I've also been bouldering some more.  I headed out to Whiskey last week to try and finish off Boogey Monster, which I'd put some work in on a couple weeks ago.  It took a little figuring out, but I was finally able to put it together and send.  I also did a little wandering around and found a new boulder and put up a V5 called Redneck Yacht Club.  There's a cool problem with a two finger pocket next to it that I need to go out and finish off as well.  Here's a video I made from the day.  Enjoy!


Tuesday, May 31, 2011

Bouldering!

Well, it has certainly been a while since I posted last.  For all two of you out there that noticed, my appologies.  Jess and I have been getting out to climb quite a bit no thanks to all the rain we've been getting.  Lately, with the colder temeratures and the threat of rain pretty much every day, we've been doing some bouldering, which is not our typical routine.

A few weeks ago we headed down to Cody, WY to check out the bouldering there.  We had a really good time and climbed a lot of great problems.  I was able to tick off a couple of V9s at the Antelope Boulder, but the highlight of the trip was sending a V5 on the UFO boulder.  A normal strong-guy boulderer could have pulled hard off the starting holds and tossed for the lip and topped out.  I however am not a strong-guy boulderer, so my sequence involved tossing my foot up first, matching with a double toe hook and THEN bringing my hand up.  Super weird and super fun!

On Friday, I headed out to Whiskey for a little solo session.  I was able to finish a crimpy traverse problem on the Wave boulder that has taken me forever and then I moved on to the Green Monster (V9).  I've put a few days in on this thing so I wanted to see if I could finish it off.  After a little while, I managed to finally stick the crux and finish it off.  I am really psyched to have done that problem, it's classic!  Jess and I went out to Whiskey Saturday as well and had a good time.  Jess did a V4 on the Wave boulder and came really close to doing Opiate of the Masses (V4) on the Pope's boulder.

On Memorial Day, we decided to brave the horrible weather and see if we could get any climbing in at Yankee Jim.  Most everything was wet, so we got pretty shut down, but I was able to climb Sir Moves a Lot (V4) and the variation to the sit start to Way Out (V6).  The variation to the sit involves starting on a sloper for your left hand rather than an undercling.  The difference is pretty minimal, but the undercling way felt utterly impossible, while the variation wasn't so bad.  Funny how one slight difference for one hand can add two whole number grades.  I decided to mess around with shooting some video, so here is a quick one I put together.

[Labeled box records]
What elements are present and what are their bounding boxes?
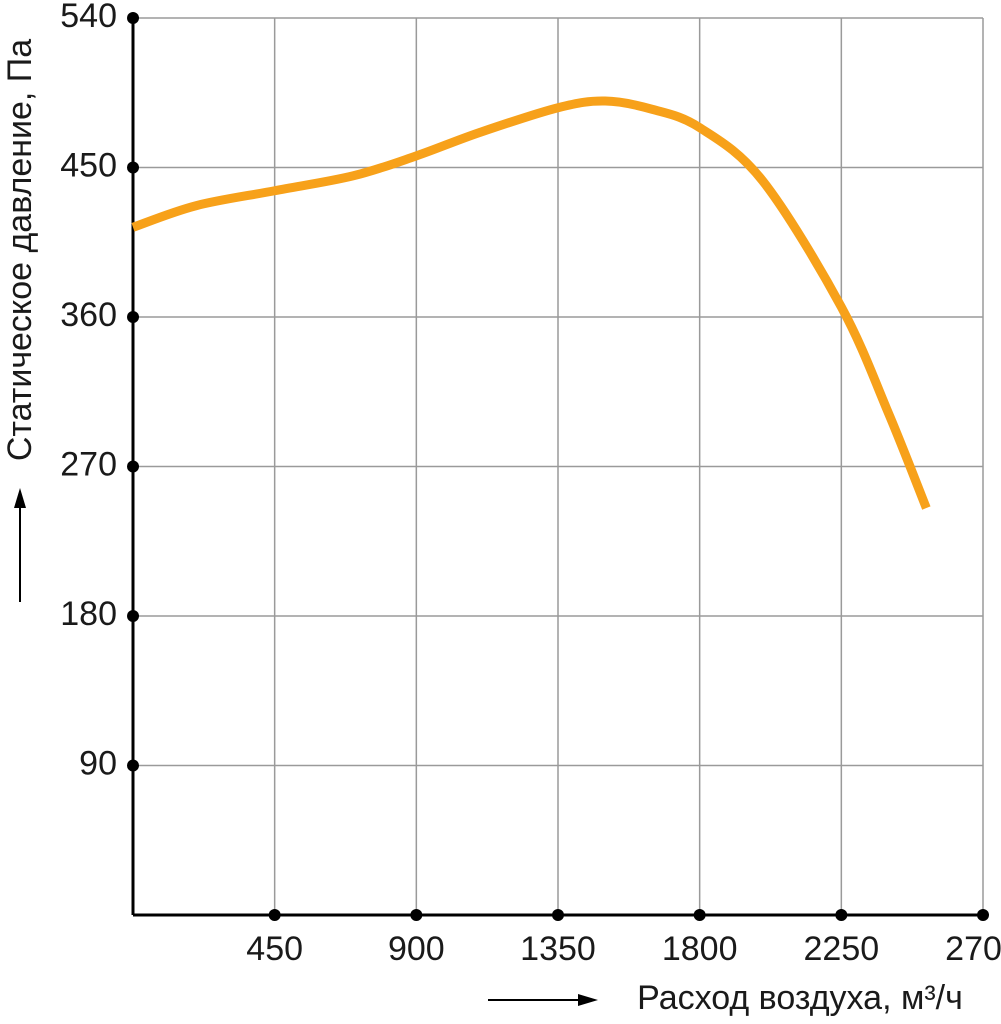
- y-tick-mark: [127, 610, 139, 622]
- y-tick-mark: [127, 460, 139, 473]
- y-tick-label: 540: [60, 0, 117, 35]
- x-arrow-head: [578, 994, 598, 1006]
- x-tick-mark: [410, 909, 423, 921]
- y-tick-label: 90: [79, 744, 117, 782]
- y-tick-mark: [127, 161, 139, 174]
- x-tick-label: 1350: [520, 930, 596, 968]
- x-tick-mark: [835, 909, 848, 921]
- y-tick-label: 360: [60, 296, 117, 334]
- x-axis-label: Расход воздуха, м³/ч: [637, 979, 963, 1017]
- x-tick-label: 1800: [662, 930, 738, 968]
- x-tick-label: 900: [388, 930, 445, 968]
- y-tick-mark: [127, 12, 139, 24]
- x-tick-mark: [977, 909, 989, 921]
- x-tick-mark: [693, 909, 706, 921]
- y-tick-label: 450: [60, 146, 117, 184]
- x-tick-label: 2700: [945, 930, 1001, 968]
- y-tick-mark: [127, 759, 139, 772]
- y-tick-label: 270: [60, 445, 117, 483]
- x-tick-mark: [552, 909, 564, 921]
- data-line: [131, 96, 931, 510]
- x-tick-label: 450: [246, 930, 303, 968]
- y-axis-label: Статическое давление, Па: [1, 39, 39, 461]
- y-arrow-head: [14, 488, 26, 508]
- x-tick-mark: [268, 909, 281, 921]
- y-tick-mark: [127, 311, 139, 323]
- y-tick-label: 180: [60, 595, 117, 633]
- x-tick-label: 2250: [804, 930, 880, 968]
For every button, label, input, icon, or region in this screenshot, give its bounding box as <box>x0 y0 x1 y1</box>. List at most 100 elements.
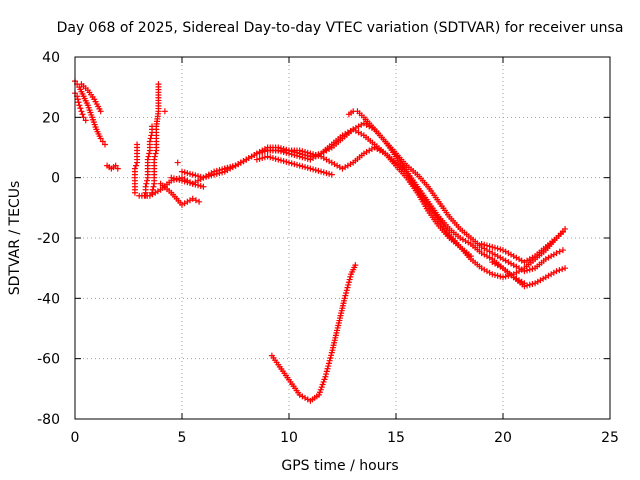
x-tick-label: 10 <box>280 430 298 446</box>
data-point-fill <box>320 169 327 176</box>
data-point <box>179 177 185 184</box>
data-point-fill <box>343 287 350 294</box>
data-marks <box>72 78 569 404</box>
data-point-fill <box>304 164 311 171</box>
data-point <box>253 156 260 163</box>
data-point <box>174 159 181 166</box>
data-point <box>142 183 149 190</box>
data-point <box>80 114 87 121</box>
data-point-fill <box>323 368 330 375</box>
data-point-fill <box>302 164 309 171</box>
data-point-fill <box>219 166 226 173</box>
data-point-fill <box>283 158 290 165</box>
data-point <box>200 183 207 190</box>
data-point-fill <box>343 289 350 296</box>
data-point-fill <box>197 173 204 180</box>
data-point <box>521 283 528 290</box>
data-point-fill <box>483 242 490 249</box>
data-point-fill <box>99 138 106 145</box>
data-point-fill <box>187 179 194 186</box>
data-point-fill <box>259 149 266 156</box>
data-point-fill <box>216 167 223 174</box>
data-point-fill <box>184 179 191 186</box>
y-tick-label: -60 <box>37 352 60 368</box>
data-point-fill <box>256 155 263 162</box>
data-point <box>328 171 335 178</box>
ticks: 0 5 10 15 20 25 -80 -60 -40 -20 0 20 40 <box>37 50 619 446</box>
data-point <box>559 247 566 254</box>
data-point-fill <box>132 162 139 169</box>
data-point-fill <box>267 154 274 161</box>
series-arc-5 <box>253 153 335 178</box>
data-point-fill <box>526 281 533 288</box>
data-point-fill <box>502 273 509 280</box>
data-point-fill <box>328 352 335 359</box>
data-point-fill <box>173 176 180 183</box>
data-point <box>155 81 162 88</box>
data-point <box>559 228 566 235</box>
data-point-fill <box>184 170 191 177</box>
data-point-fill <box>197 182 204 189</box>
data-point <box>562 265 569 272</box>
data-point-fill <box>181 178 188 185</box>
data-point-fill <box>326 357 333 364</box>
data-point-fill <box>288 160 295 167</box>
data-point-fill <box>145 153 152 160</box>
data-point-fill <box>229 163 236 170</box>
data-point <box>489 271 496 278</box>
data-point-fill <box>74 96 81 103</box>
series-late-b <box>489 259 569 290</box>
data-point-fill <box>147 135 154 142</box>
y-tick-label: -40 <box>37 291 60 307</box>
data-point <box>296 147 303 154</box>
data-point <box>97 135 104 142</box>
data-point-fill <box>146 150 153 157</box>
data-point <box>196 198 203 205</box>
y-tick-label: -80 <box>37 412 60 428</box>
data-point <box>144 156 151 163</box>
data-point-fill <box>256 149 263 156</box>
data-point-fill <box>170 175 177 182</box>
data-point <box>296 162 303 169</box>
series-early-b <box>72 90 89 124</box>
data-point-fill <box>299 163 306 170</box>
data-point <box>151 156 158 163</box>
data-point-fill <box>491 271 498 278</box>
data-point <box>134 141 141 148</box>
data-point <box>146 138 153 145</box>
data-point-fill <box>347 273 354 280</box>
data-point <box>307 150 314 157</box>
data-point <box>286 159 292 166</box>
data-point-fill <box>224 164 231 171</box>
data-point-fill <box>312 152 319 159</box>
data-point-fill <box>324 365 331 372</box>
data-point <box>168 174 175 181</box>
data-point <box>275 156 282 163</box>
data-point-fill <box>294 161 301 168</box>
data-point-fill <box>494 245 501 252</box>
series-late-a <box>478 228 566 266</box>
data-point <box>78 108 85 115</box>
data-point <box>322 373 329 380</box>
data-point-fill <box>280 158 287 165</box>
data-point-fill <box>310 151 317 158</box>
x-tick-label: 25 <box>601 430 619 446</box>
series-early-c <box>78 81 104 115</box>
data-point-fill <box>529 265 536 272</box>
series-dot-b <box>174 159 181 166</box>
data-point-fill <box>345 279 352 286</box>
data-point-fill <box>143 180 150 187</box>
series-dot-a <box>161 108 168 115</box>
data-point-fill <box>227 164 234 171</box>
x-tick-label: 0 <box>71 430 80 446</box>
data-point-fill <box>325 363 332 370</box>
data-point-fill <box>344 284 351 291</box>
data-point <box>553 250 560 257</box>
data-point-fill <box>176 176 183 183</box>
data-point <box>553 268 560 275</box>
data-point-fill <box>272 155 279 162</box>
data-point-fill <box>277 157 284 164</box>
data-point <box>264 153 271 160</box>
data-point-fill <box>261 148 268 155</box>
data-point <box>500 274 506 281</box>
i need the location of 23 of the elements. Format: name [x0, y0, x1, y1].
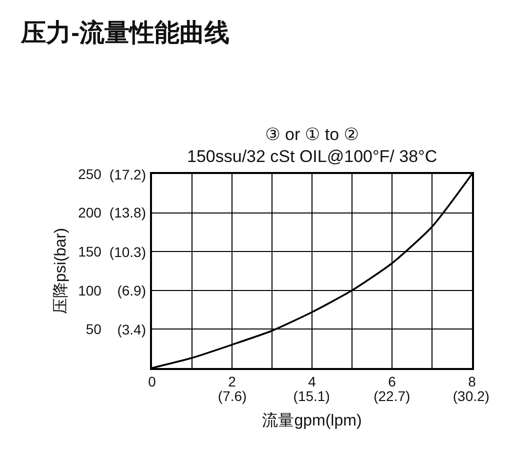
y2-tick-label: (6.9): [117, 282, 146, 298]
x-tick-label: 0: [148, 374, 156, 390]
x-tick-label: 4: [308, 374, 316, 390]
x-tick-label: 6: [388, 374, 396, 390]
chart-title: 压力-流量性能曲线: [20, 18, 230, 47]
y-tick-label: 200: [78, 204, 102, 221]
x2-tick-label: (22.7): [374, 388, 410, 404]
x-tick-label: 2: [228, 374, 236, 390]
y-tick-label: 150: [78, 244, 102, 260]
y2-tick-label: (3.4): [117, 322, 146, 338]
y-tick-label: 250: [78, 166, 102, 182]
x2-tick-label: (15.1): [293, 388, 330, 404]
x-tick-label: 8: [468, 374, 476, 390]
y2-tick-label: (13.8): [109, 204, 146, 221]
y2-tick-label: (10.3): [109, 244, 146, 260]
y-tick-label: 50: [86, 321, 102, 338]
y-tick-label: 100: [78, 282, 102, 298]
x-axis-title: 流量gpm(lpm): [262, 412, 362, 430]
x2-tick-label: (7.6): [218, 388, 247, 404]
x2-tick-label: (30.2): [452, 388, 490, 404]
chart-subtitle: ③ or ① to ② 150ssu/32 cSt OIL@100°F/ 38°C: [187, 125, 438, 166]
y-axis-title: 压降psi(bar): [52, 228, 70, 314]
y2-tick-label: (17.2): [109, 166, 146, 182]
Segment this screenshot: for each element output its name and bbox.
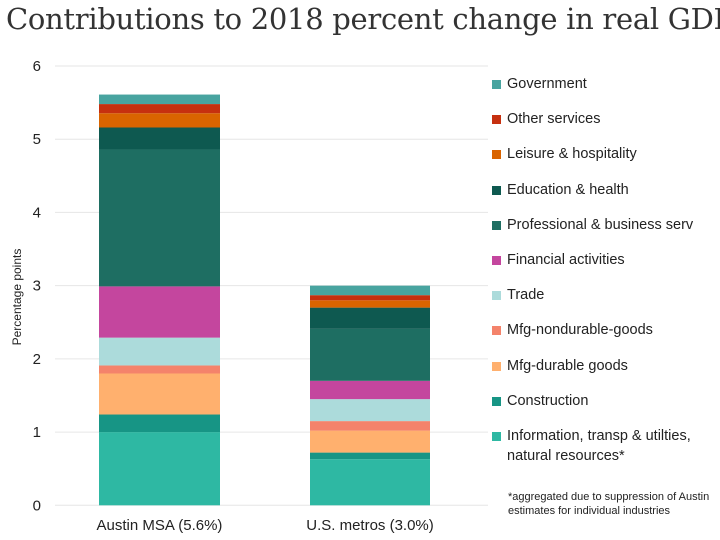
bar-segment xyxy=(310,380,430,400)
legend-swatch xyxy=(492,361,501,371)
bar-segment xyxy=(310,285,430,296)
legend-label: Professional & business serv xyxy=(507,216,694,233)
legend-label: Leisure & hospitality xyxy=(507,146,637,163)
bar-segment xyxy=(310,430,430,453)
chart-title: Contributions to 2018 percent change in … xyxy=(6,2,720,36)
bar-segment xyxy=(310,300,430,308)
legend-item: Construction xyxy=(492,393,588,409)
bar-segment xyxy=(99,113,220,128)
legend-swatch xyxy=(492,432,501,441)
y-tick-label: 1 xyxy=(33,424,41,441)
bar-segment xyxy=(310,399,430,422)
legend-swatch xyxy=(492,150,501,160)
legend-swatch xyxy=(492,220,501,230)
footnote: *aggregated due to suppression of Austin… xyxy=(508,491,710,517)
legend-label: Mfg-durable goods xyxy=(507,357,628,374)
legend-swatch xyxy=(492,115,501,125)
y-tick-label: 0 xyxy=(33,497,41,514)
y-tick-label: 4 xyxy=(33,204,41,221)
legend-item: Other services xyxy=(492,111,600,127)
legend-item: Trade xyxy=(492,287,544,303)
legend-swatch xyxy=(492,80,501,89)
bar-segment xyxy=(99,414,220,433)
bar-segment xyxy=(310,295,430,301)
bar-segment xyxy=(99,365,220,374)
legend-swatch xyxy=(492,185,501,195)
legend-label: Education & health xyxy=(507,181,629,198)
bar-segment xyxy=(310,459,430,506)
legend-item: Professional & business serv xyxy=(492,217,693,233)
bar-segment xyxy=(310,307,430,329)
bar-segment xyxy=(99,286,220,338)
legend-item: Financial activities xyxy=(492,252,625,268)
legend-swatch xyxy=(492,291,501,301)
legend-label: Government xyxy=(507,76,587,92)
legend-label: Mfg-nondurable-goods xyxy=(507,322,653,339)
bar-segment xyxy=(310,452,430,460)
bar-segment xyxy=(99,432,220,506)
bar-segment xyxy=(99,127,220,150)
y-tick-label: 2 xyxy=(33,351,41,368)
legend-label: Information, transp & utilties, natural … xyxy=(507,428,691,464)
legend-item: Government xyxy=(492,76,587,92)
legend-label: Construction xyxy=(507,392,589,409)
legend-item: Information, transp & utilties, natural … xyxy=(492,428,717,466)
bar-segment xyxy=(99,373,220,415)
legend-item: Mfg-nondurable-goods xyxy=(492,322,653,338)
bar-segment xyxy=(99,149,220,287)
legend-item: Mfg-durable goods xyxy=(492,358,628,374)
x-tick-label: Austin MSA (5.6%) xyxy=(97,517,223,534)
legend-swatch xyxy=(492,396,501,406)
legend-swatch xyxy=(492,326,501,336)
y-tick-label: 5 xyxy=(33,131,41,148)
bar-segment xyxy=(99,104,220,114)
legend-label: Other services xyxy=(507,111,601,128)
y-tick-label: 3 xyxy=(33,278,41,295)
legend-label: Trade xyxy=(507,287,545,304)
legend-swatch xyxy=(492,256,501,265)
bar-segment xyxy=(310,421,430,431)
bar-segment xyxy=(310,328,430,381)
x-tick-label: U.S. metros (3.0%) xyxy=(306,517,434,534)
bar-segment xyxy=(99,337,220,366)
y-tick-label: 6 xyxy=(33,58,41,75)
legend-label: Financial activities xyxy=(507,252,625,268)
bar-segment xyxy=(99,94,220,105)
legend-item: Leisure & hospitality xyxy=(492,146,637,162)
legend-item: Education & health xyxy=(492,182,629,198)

- GIVEN INSTRUCTION 1: From the bouldering blog, list every named problem that is given a V grade, along with its grade.
- GIVEN INSTRUCTION 2: In the bouldering blog, how does the variation to the sit start of Way Out differ from the regular start?

- SOLUTION 1:
Redneck Yacht Club (V5)
Green Monster (V9)
Opiate of the Masses (V4)
Sir Moves a Lot (V4)
Way Out (V6)

- SOLUTION 2: It starts with the left hand on a sloper rather than an undercling.